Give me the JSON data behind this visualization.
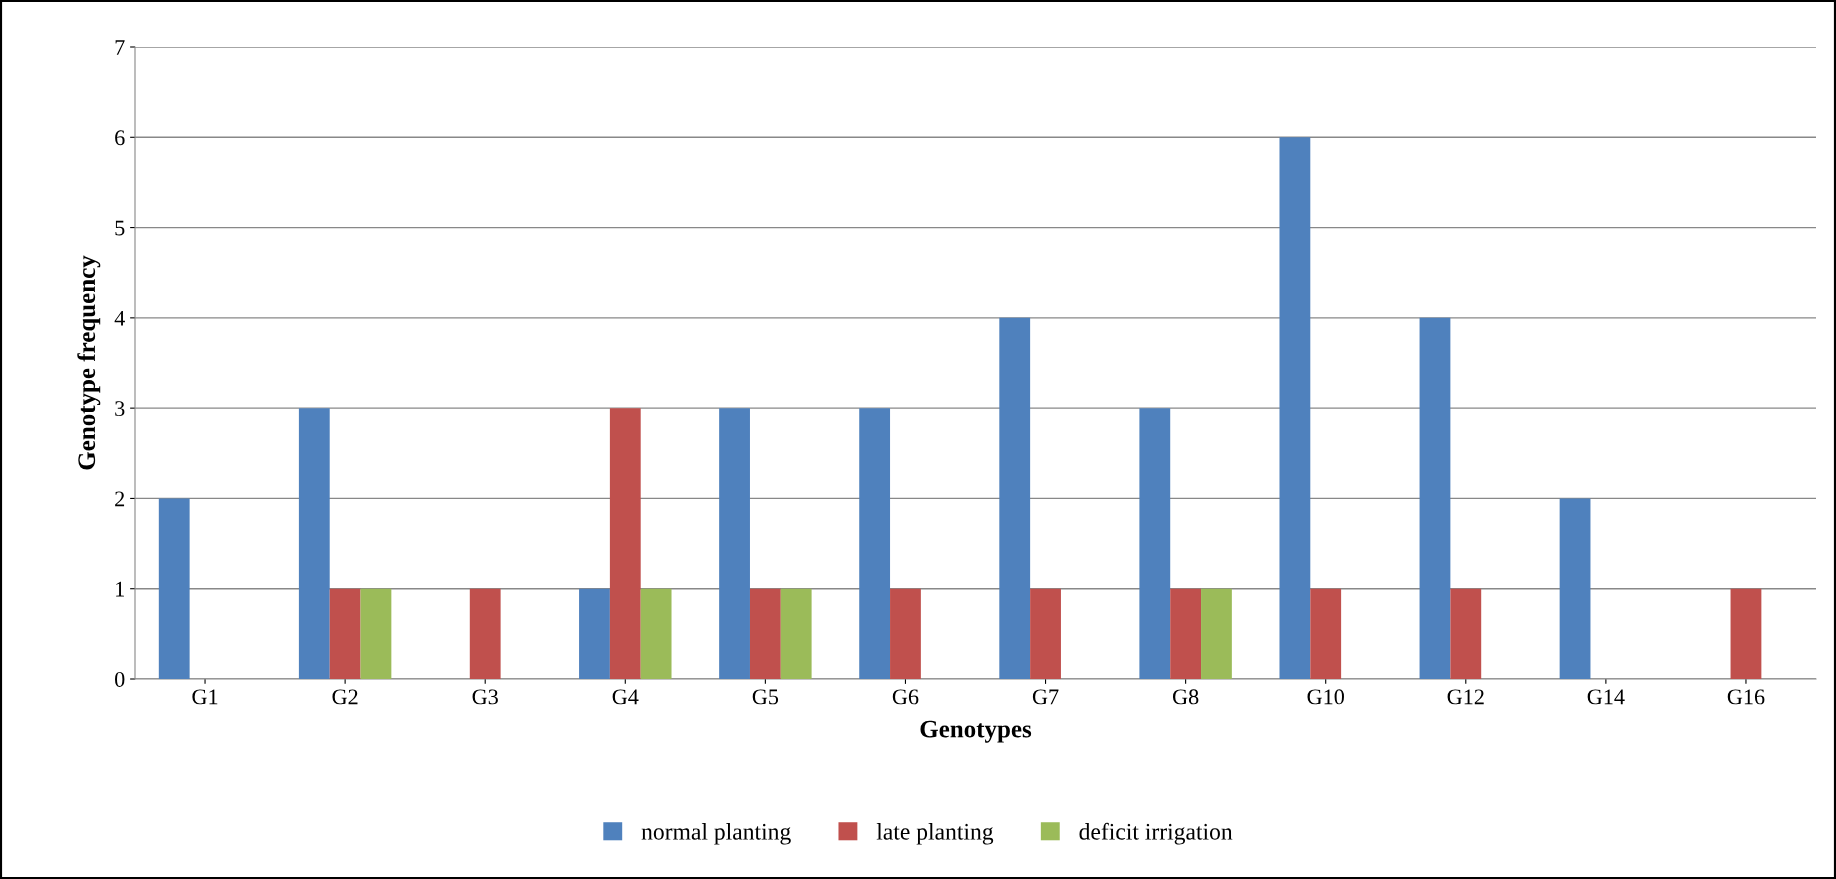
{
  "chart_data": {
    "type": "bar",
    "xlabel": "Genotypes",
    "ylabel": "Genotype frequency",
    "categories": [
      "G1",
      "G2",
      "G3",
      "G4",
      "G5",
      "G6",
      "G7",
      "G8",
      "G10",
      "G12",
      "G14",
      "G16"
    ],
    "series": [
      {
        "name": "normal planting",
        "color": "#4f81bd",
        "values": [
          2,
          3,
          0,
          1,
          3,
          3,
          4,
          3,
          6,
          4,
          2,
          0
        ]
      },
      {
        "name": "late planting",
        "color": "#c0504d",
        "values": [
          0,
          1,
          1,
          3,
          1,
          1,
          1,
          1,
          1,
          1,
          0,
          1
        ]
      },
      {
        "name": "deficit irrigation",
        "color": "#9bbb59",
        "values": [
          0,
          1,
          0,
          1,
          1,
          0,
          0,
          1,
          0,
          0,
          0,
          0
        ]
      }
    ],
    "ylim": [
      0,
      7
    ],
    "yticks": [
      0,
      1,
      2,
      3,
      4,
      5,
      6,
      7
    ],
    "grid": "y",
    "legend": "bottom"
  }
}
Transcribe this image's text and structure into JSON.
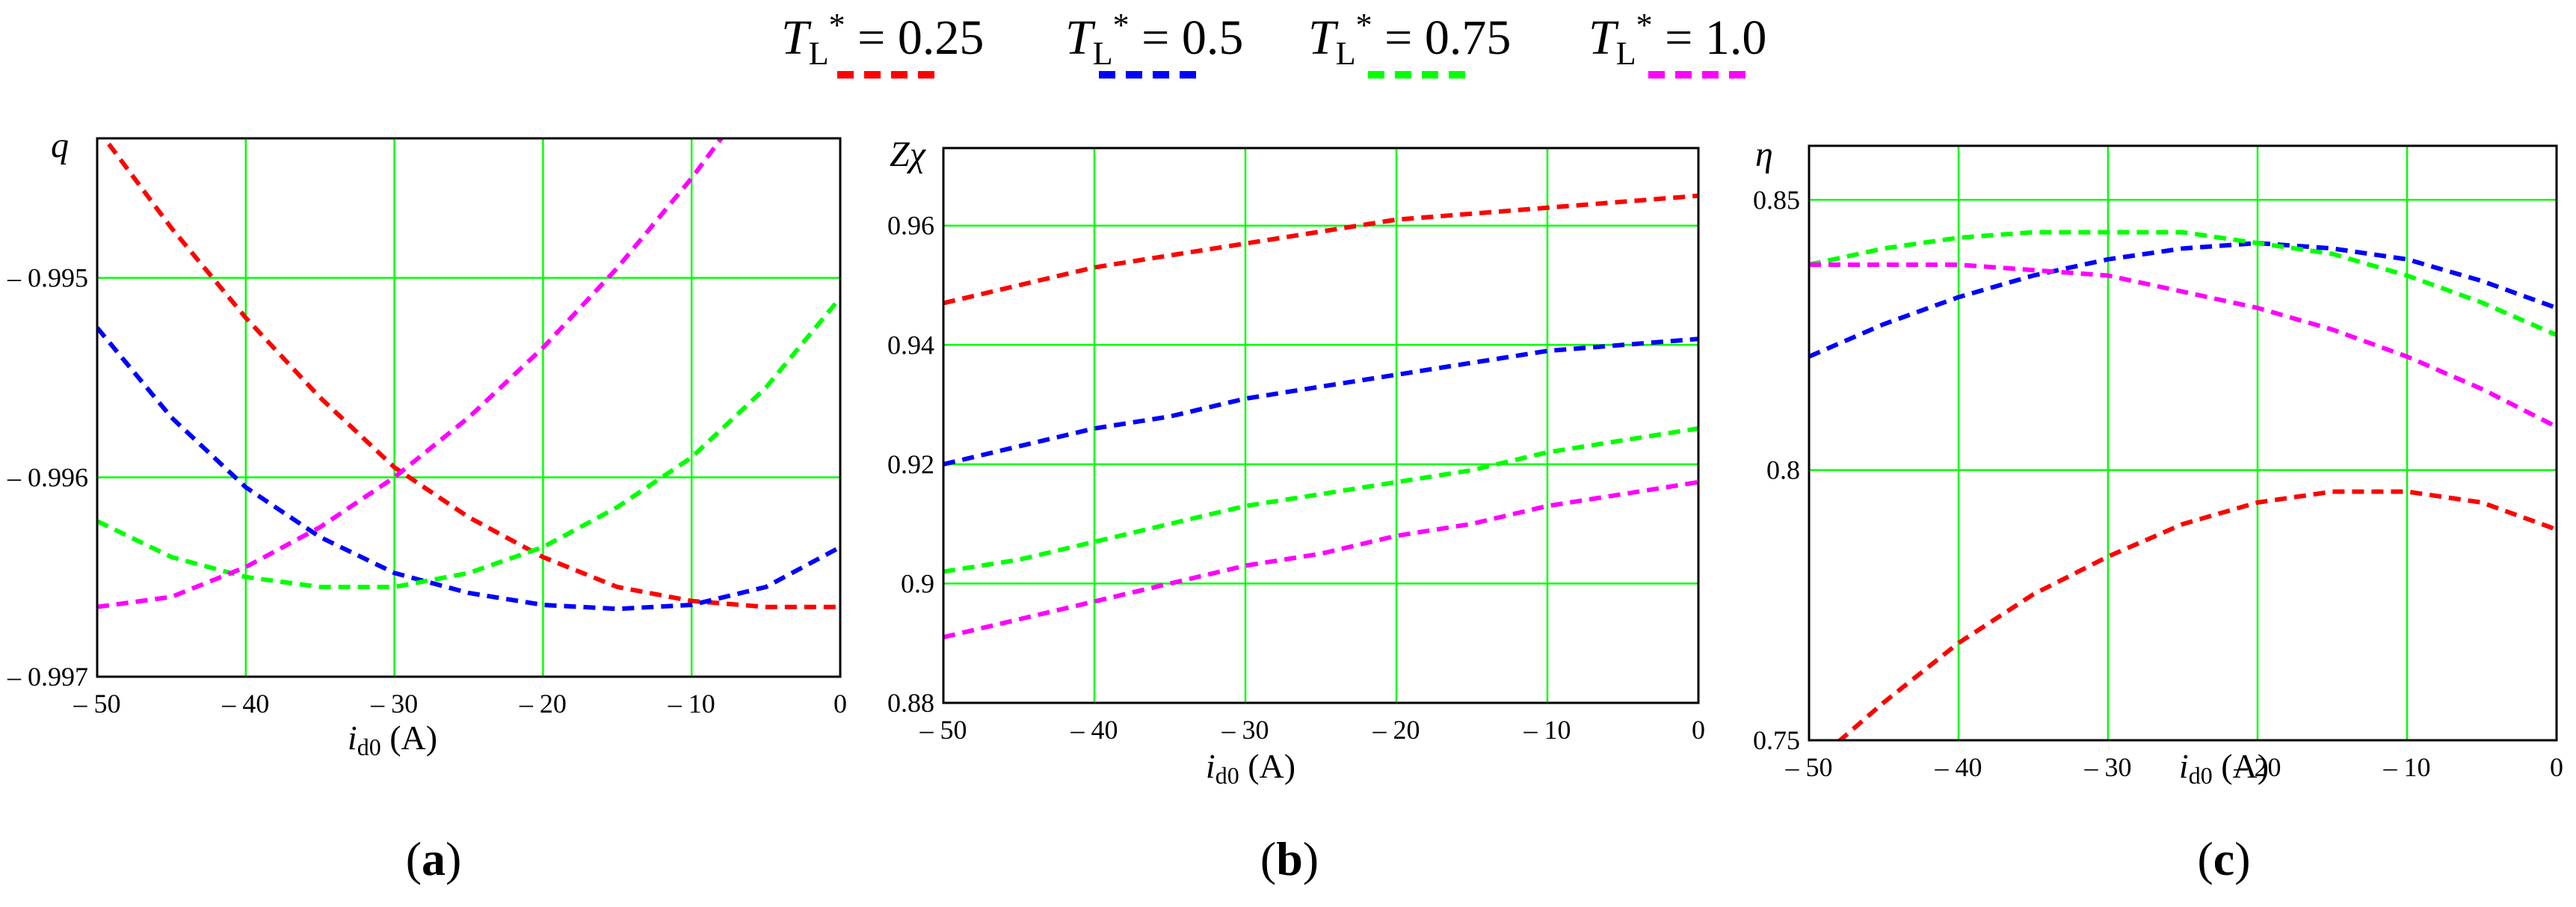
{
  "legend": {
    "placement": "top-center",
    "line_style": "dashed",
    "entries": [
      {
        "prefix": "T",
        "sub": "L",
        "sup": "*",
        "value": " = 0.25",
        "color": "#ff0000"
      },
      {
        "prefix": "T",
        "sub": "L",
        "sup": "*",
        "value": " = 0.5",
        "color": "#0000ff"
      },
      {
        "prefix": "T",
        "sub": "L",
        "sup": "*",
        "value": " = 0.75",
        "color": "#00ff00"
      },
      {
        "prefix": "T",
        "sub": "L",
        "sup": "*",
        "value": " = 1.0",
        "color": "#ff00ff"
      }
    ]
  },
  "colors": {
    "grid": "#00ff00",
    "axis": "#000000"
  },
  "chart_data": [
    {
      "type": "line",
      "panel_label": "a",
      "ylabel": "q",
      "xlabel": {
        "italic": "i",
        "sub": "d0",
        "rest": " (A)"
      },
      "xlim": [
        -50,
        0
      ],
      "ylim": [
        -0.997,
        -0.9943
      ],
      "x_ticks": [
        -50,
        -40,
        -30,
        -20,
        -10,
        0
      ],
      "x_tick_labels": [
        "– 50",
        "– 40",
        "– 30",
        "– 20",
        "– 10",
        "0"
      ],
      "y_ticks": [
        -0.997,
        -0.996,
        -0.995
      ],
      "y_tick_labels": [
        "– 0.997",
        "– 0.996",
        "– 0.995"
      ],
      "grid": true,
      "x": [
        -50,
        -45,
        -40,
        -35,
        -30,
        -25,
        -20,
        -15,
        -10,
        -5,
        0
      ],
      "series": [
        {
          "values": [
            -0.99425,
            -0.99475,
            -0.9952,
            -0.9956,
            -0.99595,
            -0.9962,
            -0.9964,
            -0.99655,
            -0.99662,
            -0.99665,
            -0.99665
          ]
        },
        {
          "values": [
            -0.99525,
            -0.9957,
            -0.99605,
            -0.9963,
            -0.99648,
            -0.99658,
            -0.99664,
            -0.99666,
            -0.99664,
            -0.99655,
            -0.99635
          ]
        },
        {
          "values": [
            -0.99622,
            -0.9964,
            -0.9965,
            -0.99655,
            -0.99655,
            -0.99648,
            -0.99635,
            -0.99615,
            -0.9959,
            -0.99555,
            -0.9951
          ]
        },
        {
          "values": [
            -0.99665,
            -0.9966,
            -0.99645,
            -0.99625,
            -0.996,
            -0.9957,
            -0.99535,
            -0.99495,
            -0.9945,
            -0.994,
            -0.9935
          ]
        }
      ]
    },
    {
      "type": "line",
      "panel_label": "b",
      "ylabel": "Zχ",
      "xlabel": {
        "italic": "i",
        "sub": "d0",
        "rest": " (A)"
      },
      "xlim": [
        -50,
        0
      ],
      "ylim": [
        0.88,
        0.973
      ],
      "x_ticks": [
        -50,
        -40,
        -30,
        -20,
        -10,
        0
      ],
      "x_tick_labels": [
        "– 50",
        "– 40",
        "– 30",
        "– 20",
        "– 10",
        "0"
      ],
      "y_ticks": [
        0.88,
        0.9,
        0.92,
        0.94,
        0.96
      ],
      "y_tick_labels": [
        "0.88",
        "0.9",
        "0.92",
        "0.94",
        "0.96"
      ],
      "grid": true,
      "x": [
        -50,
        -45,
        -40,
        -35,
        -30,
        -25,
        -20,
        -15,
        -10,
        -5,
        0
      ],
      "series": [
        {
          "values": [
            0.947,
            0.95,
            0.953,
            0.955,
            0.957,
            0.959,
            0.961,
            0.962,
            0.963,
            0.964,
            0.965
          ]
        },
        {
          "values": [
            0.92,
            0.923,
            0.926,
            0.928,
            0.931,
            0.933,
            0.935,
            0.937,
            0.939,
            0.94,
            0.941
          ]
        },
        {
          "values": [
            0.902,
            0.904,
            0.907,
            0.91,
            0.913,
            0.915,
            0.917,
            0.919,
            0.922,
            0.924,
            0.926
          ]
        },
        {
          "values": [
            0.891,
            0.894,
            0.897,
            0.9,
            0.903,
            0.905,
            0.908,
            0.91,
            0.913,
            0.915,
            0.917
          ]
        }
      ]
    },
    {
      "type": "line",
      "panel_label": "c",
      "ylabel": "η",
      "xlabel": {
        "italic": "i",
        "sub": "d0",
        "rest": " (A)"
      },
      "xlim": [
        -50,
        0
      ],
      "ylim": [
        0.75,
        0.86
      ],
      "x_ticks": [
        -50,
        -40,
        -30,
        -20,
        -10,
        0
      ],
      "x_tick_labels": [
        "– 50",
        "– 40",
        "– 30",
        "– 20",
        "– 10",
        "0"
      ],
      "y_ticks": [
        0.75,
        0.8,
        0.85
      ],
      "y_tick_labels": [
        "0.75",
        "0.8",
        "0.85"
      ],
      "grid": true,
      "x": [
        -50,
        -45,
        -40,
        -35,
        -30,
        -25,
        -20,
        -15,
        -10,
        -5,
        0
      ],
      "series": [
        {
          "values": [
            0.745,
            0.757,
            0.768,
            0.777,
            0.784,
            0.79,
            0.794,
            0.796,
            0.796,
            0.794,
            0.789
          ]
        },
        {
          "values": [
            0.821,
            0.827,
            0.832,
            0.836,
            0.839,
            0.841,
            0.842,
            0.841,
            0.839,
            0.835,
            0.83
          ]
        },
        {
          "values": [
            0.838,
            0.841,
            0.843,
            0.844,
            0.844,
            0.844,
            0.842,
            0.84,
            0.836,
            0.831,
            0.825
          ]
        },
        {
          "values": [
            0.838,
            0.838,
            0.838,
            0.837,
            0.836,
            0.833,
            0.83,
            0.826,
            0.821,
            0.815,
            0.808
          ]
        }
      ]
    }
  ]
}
= = = = =
**Aim of the task**:
All of the material above needs to be restated exactly, with no pictures.

**Complete answer**:
Give me the JSON data behind this visualization.
{
  "chart_data": {
    "type": "bar",
    "xlabel": "Genotypes",
    "ylabel": "Genotype frequency",
    "categories": [
      "G1",
      "G2",
      "G3",
      "G4",
      "G5",
      "G6",
      "G7",
      "G8",
      "G10",
      "G12",
      "G14",
      "G16"
    ],
    "series": [
      {
        "name": "normal planting",
        "color": "#4f81bd",
        "values": [
          2,
          3,
          0,
          1,
          3,
          3,
          4,
          3,
          6,
          4,
          2,
          0
        ]
      },
      {
        "name": "late planting",
        "color": "#c0504d",
        "values": [
          0,
          1,
          1,
          3,
          1,
          1,
          1,
          1,
          1,
          1,
          0,
          1
        ]
      },
      {
        "name": "deficit irrigation",
        "color": "#9bbb59",
        "values": [
          0,
          1,
          0,
          1,
          1,
          0,
          0,
          1,
          0,
          0,
          0,
          0
        ]
      }
    ],
    "ylim": [
      0,
      7
    ],
    "yticks": [
      0,
      1,
      2,
      3,
      4,
      5,
      6,
      7
    ],
    "grid": "y",
    "legend": "bottom"
  }
}
Transcribe this image's text and structure into JSON.
{
  "legend": {
    "placement": "top-center",
    "line_style": "dashed",
    "entries": [
      {
        "prefix": "T",
        "sub": "L",
        "sup": "*",
        "value": " = 0.25",
        "color": "#ff0000"
      },
      {
        "prefix": "T",
        "sub": "L",
        "sup": "*",
        "value": " = 0.5",
        "color": "#0000ff"
      },
      {
        "prefix": "T",
        "sub": "L",
        "sup": "*",
        "value": " = 0.75",
        "color": "#00ff00"
      },
      {
        "prefix": "T",
        "sub": "L",
        "sup": "*",
        "value": " = 1.0",
        "color": "#ff00ff"
      }
    ]
  },
  "colors": {
    "grid": "#00ff00",
    "axis": "#000000"
  },
  "chart_data": [
    {
      "type": "line",
      "panel_label": "a",
      "ylabel": "q",
      "xlabel": {
        "italic": "i",
        "sub": "d0",
        "rest": " (A)"
      },
      "xlim": [
        -50,
        0
      ],
      "ylim": [
        -0.997,
        -0.9943
      ],
      "x_ticks": [
        -50,
        -40,
        -30,
        -20,
        -10,
        0
      ],
      "x_tick_labels": [
        "– 50",
        "– 40",
        "– 30",
        "– 20",
        "– 10",
        "0"
      ],
      "y_ticks": [
        -0.997,
        -0.996,
        -0.995
      ],
      "y_tick_labels": [
        "– 0.997",
        "– 0.996",
        "– 0.995"
      ],
      "grid": true,
      "x": [
        -50,
        -45,
        -40,
        -35,
        -30,
        -25,
        -20,
        -15,
        -10,
        -5,
        0
      ],
      "series": [
        {
          "values": [
            -0.99425,
            -0.99475,
            -0.9952,
            -0.9956,
            -0.99595,
            -0.9962,
            -0.9964,
            -0.99655,
            -0.99662,
            -0.99665,
            -0.99665
          ]
        },
        {
          "values": [
            -0.99525,
            -0.9957,
            -0.99605,
            -0.9963,
            -0.99648,
            -0.99658,
            -0.99664,
            -0.99666,
            -0.99664,
            -0.99655,
            -0.99635
          ]
        },
        {
          "values": [
            -0.99622,
            -0.9964,
            -0.9965,
            -0.99655,
            -0.99655,
            -0.99648,
            -0.99635,
            -0.99615,
            -0.9959,
            -0.99555,
            -0.9951
          ]
        },
        {
          "values": [
            -0.99665,
            -0.9966,
            -0.99645,
            -0.99625,
            -0.996,
            -0.9957,
            -0.99535,
            -0.99495,
            -0.9945,
            -0.994,
            -0.9935
          ]
        }
      ]
    },
    {
      "type": "line",
      "panel_label": "b",
      "ylabel": "Zχ",
      "xlabel": {
        "italic": "i",
        "sub": "d0",
        "rest": " (A)"
      },
      "xlim": [
        -50,
        0
      ],
      "ylim": [
        0.88,
        0.973
      ],
      "x_ticks": [
        -50,
        -40,
        -30,
        -20,
        -10,
        0
      ],
      "x_tick_labels": [
        "– 50",
        "– 40",
        "– 30",
        "– 20",
        "– 10",
        "0"
      ],
      "y_ticks": [
        0.88,
        0.9,
        0.92,
        0.94,
        0.96
      ],
      "y_tick_labels": [
        "0.88",
        "0.9",
        "0.92",
        "0.94",
        "0.96"
      ],
      "grid": true,
      "x": [
        -50,
        -45,
        -40,
        -35,
        -30,
        -25,
        -20,
        -15,
        -10,
        -5,
        0
      ],
      "series": [
        {
          "values": [
            0.947,
            0.95,
            0.953,
            0.955,
            0.957,
            0.959,
            0.961,
            0.962,
            0.963,
            0.964,
            0.965
          ]
        },
        {
          "values": [
            0.92,
            0.923,
            0.926,
            0.928,
            0.931,
            0.933,
            0.935,
            0.937,
            0.939,
            0.94,
            0.941
          ]
        },
        {
          "values": [
            0.902,
            0.904,
            0.907,
            0.91,
            0.913,
            0.915,
            0.917,
            0.919,
            0.922,
            0.924,
            0.926
          ]
        },
        {
          "values": [
            0.891,
            0.894,
            0.897,
            0.9,
            0.903,
            0.905,
            0.908,
            0.91,
            0.913,
            0.915,
            0.917
          ]
        }
      ]
    },
    {
      "type": "line",
      "panel_label": "c",
      "ylabel": "η",
      "xlabel": {
        "italic": "i",
        "sub": "d0",
        "rest": " (A)"
      },
      "xlim": [
        -50,
        0
      ],
      "ylim": [
        0.75,
        0.86
      ],
      "x_ticks": [
        -50,
        -40,
        -30,
        -20,
        -10,
        0
      ],
      "x_tick_labels": [
        "– 50",
        "– 40",
        "– 30",
        "– 20",
        "– 10",
        "0"
      ],
      "y_ticks": [
        0.75,
        0.8,
        0.85
      ],
      "y_tick_labels": [
        "0.75",
        "0.8",
        "0.85"
      ],
      "grid": true,
      "x": [
        -50,
        -45,
        -40,
        -35,
        -30,
        -25,
        -20,
        -15,
        -10,
        -5,
        0
      ],
      "series": [
        {
          "values": [
            0.745,
            0.757,
            0.768,
            0.777,
            0.784,
            0.79,
            0.794,
            0.796,
            0.796,
            0.794,
            0.789
          ]
        },
        {
          "values": [
            0.821,
            0.827,
            0.832,
            0.836,
            0.839,
            0.841,
            0.842,
            0.841,
            0.839,
            0.835,
            0.83
          ]
        },
        {
          "values": [
            0.838,
            0.841,
            0.843,
            0.844,
            0.844,
            0.844,
            0.842,
            0.84,
            0.836,
            0.831,
            0.825
          ]
        },
        {
          "values": [
            0.838,
            0.838,
            0.838,
            0.837,
            0.836,
            0.833,
            0.83,
            0.826,
            0.821,
            0.815,
            0.808
          ]
        }
      ]
    }
  ]
}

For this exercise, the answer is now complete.